▸ Material for the task

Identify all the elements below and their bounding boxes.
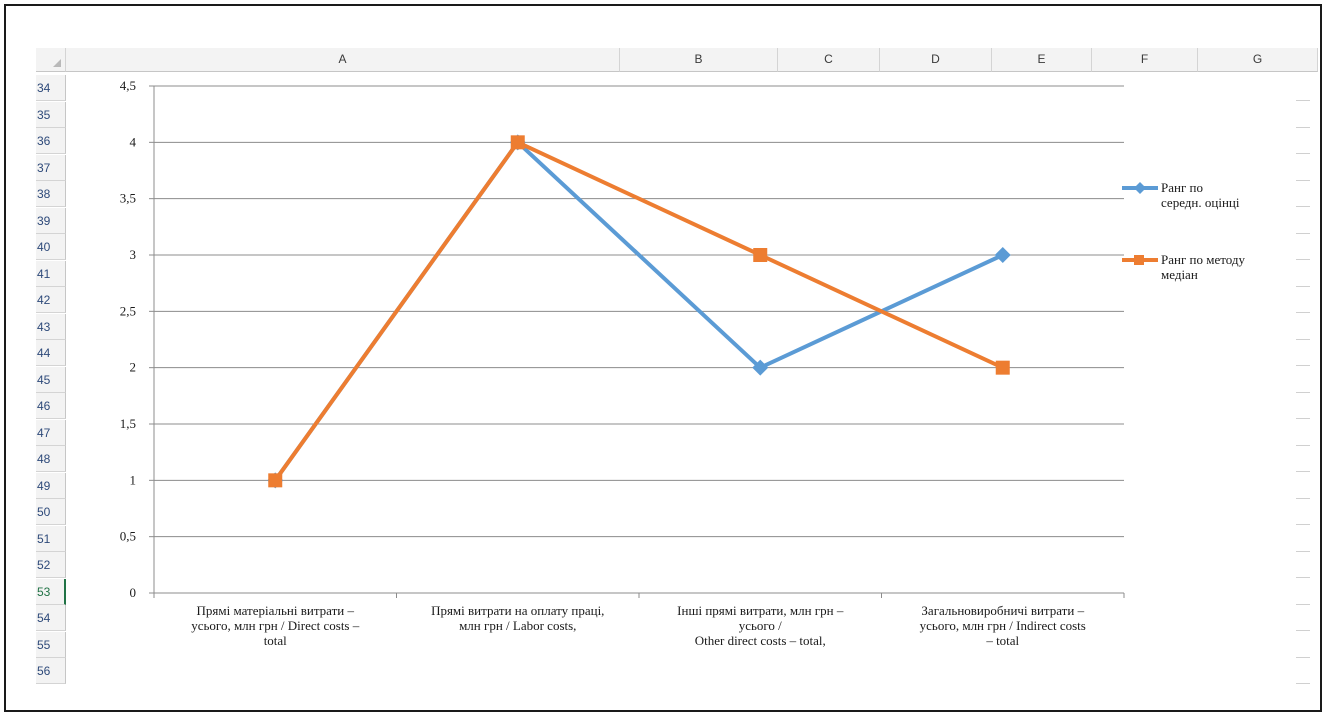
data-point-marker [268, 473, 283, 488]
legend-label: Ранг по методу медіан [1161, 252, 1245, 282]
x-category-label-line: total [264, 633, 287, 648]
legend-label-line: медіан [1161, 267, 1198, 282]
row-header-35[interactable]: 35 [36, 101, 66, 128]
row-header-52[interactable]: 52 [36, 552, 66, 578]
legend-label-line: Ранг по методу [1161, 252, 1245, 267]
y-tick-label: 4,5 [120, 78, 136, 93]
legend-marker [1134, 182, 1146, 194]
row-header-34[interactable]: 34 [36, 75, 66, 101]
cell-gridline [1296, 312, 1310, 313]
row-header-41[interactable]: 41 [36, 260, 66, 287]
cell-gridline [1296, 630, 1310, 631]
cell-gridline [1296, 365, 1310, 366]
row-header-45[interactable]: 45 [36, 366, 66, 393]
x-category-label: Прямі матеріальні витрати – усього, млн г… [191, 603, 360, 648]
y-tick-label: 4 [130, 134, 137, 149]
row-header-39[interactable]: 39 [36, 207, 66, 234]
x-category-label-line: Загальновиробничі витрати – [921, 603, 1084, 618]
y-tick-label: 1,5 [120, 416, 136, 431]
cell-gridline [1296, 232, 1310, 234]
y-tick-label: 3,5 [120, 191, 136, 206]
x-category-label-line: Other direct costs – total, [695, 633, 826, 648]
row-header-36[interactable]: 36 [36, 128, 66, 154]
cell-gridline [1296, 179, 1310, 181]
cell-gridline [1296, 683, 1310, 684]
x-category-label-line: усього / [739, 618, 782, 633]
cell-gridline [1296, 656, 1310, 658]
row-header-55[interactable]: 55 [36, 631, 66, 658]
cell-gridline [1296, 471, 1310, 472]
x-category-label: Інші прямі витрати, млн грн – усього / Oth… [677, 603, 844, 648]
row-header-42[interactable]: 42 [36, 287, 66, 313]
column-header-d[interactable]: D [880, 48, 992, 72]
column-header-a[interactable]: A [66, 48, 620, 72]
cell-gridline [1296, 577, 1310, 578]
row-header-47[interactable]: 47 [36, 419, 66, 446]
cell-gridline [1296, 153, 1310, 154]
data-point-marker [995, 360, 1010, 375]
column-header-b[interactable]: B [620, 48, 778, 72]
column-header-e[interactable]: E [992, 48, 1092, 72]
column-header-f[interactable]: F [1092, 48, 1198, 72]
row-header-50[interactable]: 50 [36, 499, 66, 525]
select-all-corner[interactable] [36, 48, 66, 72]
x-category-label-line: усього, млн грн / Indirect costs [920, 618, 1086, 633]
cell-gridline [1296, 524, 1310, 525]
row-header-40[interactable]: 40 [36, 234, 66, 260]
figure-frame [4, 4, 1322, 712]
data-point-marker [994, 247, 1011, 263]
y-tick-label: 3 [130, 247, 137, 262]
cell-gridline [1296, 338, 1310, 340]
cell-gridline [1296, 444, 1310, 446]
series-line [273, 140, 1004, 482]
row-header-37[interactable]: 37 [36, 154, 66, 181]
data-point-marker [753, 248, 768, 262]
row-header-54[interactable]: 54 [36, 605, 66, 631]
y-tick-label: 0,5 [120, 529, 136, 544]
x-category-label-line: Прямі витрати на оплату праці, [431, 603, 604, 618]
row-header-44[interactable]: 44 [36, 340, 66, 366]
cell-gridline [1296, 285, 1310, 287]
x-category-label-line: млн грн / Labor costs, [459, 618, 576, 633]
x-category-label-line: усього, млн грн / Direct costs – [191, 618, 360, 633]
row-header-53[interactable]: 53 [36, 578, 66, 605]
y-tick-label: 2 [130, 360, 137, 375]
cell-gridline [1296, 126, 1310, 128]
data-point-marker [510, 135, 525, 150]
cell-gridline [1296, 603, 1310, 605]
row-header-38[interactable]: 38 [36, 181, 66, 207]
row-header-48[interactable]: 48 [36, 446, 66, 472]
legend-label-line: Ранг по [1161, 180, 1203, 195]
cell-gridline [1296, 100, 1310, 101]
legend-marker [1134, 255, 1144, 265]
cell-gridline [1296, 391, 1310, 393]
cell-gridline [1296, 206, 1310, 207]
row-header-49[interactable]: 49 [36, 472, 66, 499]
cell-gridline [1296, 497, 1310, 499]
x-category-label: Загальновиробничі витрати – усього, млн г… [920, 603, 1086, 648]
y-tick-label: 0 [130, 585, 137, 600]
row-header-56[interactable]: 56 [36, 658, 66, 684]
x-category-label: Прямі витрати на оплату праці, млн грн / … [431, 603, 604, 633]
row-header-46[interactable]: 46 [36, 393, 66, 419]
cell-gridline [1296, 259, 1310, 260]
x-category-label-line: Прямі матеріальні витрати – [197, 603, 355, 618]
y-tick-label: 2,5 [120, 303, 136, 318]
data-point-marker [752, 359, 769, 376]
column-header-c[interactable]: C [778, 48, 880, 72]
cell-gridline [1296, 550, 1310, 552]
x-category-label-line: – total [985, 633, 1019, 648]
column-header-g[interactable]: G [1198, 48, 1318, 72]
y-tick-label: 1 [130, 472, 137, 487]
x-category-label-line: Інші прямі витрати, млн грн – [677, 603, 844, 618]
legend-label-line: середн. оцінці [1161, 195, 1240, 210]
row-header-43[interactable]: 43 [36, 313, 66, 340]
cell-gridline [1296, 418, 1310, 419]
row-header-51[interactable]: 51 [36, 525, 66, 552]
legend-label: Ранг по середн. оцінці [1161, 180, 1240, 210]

▸ What the task requires
Could you repeat verbatim the lines of the material above, starting at the line containing "data-point-marker [268, 473, 283, 488]" and ending at the line containing "cell-gridline [1296, 630, 1310, 631]", with both included?

▸ Solution
data-point-marker [268, 473, 283, 488]
legend-label: Ранг по методу медіан [1161, 252, 1245, 282]
x-category-label-line: total [264, 633, 287, 648]
legend-label-line: медіан [1161, 267, 1198, 282]
row-header-35[interactable]: 35 [36, 101, 66, 128]
row-header-52[interactable]: 52 [36, 552, 66, 578]
legend-label-line: Ранг по методу [1161, 252, 1245, 267]
y-tick-label: 4,5 [120, 78, 136, 93]
legend-marker [1134, 182, 1146, 194]
row-header-34[interactable]: 34 [36, 75, 66, 101]
cell-gridline [1296, 312, 1310, 313]
row-header-41[interactable]: 41 [36, 260, 66, 287]
cell-gridline [1296, 630, 1310, 631]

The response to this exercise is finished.